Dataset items
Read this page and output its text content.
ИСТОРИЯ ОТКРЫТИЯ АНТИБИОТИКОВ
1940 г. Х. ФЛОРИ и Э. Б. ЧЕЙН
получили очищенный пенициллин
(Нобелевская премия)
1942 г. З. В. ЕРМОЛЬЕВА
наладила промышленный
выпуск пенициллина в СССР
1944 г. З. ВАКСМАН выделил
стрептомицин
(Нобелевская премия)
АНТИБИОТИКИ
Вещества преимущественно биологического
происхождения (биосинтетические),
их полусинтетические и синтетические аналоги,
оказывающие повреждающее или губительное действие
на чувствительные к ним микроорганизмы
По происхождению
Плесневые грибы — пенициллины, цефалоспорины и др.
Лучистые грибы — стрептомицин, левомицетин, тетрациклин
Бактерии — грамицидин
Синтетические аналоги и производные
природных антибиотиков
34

- _Directions for this task_: Copy all the lines above that hold the string "грибы".

- _Result for this exercise_:
Плесневые грибы — пенициллины, цефалоспорины и др.
Лучистые грибы — стрептомицин, левомицетин, тетрациклин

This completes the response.